- EXERCISE PROMPT: Repeat, exactly and completely, the entries shown underneath.

= = = = =

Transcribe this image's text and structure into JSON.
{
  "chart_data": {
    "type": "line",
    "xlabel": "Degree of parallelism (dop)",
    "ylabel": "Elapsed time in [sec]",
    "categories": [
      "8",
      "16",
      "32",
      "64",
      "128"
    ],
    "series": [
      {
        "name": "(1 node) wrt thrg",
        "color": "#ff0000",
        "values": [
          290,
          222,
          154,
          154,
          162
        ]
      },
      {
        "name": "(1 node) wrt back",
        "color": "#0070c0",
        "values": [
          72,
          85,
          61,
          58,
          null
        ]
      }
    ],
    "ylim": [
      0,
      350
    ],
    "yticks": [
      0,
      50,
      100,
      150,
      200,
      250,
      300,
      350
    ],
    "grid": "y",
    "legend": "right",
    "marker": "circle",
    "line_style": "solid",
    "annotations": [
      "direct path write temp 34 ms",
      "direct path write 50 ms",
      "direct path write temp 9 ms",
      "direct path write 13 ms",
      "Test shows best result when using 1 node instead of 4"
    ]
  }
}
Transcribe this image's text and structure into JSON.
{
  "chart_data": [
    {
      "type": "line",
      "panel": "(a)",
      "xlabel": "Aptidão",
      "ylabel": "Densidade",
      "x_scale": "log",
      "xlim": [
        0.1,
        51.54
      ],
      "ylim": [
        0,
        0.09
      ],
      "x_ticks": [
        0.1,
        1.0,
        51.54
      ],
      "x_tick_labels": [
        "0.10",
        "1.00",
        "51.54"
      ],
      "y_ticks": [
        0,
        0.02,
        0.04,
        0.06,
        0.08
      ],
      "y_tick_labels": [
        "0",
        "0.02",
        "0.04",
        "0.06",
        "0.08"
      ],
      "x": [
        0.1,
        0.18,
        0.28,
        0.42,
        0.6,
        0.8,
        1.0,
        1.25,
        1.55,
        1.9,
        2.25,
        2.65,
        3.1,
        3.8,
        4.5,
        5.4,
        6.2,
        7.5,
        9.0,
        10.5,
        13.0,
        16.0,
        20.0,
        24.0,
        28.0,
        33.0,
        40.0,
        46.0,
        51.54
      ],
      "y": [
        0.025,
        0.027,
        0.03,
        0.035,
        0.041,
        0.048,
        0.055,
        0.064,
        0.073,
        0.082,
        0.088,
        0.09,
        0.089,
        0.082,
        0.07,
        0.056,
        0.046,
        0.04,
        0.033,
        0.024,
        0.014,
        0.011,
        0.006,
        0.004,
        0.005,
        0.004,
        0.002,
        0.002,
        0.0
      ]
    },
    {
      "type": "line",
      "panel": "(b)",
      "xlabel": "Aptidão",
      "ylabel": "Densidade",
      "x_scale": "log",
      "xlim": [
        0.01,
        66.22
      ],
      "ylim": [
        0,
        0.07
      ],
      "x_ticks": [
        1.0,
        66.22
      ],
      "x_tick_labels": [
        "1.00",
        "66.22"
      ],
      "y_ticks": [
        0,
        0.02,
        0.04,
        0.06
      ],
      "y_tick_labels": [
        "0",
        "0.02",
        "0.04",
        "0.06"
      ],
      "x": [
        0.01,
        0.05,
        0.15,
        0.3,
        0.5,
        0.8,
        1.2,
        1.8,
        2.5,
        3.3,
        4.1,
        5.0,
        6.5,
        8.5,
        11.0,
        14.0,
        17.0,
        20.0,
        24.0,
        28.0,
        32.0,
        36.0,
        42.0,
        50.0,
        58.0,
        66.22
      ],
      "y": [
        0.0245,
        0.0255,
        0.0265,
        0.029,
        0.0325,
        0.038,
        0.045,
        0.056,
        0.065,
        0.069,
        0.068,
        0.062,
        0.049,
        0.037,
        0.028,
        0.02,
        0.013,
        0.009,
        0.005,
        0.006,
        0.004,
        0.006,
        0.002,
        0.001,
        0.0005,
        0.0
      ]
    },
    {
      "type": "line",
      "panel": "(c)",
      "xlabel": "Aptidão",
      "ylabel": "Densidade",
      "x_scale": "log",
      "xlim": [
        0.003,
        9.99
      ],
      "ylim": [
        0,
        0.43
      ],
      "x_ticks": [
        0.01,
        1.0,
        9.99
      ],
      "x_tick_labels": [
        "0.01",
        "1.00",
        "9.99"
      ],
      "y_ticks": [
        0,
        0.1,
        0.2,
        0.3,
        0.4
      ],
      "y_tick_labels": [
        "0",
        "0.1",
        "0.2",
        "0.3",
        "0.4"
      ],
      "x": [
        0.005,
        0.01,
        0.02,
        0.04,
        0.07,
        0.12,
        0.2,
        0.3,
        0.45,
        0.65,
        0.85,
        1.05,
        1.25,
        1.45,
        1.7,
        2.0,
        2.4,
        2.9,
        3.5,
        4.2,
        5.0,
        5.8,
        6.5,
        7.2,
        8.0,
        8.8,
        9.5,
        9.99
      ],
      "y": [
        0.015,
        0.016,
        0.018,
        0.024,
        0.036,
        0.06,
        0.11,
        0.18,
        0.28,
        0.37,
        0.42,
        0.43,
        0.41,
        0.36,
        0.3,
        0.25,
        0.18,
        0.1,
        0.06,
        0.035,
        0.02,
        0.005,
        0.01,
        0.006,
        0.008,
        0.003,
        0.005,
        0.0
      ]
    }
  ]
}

= = = = =

- EXPECTED ANSWER:
Transcribe this image's text and structure into JSON.
{
  "chart_data": {
    "type": "line",
    "xlabel": "Degree of parallelism (dop)",
    "ylabel": "Elapsed time in [sec]",
    "categories": [
      "8",
      "16",
      "32",
      "64",
      "128"
    ],
    "series": [
      {
        "name": "(1 node) wrt thrg",
        "color": "#ff0000",
        "values": [
          290,
          222,
          154,
          154,
          162
        ]
      },
      {
        "name": "(1 node) wrt back",
        "color": "#0070c0",
        "values": [
          72,
          85,
          61,
          58,
          null
        ]
      }
    ],
    "ylim": [
      0,
      350
    ],
    "yticks": [
      0,
      50,
      100,
      150,
      200,
      250,
      300,
      350
    ],
    "grid": "y",
    "legend": "right",
    "marker": "circle",
    "line_style": "solid",
    "annotations": [
      "direct path write temp 34 ms",
      "direct path write 50 ms",
      "direct path write temp 9 ms",
      "direct path write 13 ms",
      "Test shows best result when using 1 node instead of 4"
    ]
  }
}
Transcribe this image's text and structure into JSON.
{
  "chart_data": [
    {
      "type": "line",
      "panel": "(a)",
      "xlabel": "Aptidão",
      "ylabel": "Densidade",
      "x_scale": "log",
      "xlim": [
        0.1,
        51.54
      ],
      "ylim": [
        0,
        0.09
      ],
      "x_ticks": [
        0.1,
        1.0,
        51.54
      ],
      "x_tick_labels": [
        "0.10",
        "1.00",
        "51.54"
      ],
      "y_ticks": [
        0,
        0.02,
        0.04,
        0.06,
        0.08
      ],
      "y_tick_labels": [
        "0",
        "0.02",
        "0.04",
        "0.06",
        "0.08"
      ],
      "x": [
        0.1,
        0.18,
        0.28,
        0.42,
        0.6,
        0.8,
        1.0,
        1.25,
        1.55,
        1.9,
        2.25,
        2.65,
        3.1,
        3.8,
        4.5,
        5.4,
        6.2,
        7.5,
        9.0,
        10.5,
        13.0,
        16.0,
        20.0,
        24.0,
        28.0,
        33.0,
        40.0,
        46.0,
        51.54
      ],
      "y": [
        0.025,
        0.027,
        0.03,
        0.035,
        0.041,
        0.048,
        0.055,
        0.064,
        0.073,
        0.082,
        0.088,
        0.09,
        0.089,
        0.082,
        0.07,
        0.056,
        0.046,
        0.04,
        0.033,
        0.024,
        0.014,
        0.011,
        0.006,
        0.004,
        0.005,
        0.004,
        0.002,
        0.002,
        0.0
      ]
    },
    {
      "type": "line",
      "panel": "(b)",
      "xlabel": "Aptidão",
      "ylabel": "Densidade",
      "x_scale": "log",
      "xlim": [
        0.01,
        66.22
      ],
      "ylim": [
        0,
        0.07
      ],
      "x_ticks": [
        1.0,
        66.22
      ],
      "x_tick_labels": [
        "1.00",
        "66.22"
      ],
      "y_ticks": [
        0,
        0.02,
        0.04,
        0.06
      ],
      "y_tick_labels": [
        "0",
        "0.02",
        "0.04",
        "0.06"
      ],
      "x": [
        0.01,
        0.05,
        0.15,
        0.3,
        0.5,
        0.8,
        1.2,
        1.8,
        2.5,
        3.3,
        4.1,
        5.0,
        6.5,
        8.5,
        11.0,
        14.0,
        17.0,
        20.0,
        24.0,
        28.0,
        32.0,
        36.0,
        42.0,
        50.0,
        58.0,
        66.22
      ],
      "y": [
        0.0245,
        0.0255,
        0.0265,
        0.029,
        0.0325,
        0.038,
        0.045,
        0.056,
        0.065,
        0.069,
        0.068,
        0.062,
        0.049,
        0.037,
        0.028,
        0.02,
        0.013,
        0.009,
        0.005,
        0.006,
        0.004,
        0.006,
        0.002,
        0.001,
        0.0005,
        0.0
      ]
    },
    {
      "type": "line",
      "panel": "(c)",
      "xlabel": "Aptidão",
      "ylabel": "Densidade",
      "x_scale": "log",
      "xlim": [
        0.003,
        9.99
      ],
      "ylim": [
        0,
        0.43
      ],
      "x_ticks": [
        0.01,
        1.0,
        9.99
      ],
      "x_tick_labels": [
        "0.01",
        "1.00",
        "9.99"
      ],
      "y_ticks": [
        0,
        0.1,
        0.2,
        0.3,
        0.4
      ],
      "y_tick_labels": [
        "0",
        "0.1",
        "0.2",
        "0.3",
        "0.4"
      ],
      "x": [
        0.005,
        0.01,
        0.02,
        0.04,
        0.07,
        0.12,
        0.2,
        0.3,
        0.45,
        0.65,
        0.85,
        1.05,
        1.25,
        1.45,
        1.7,
        2.0,
        2.4,
        2.9,
        3.5,
        4.2,
        5.0,
        5.8,
        6.5,
        7.2,
        8.0,
        8.8,
        9.5,
        9.99
      ],
      "y": [
        0.015,
        0.016,
        0.018,
        0.024,
        0.036,
        0.06,
        0.11,
        0.18,
        0.28,
        0.37,
        0.42,
        0.43,
        0.41,
        0.36,
        0.3,
        0.25,
        0.18,
        0.1,
        0.06,
        0.035,
        0.02,
        0.005,
        0.01,
        0.006,
        0.008,
        0.003,
        0.005,
        0.0
      ]
    }
  ]
}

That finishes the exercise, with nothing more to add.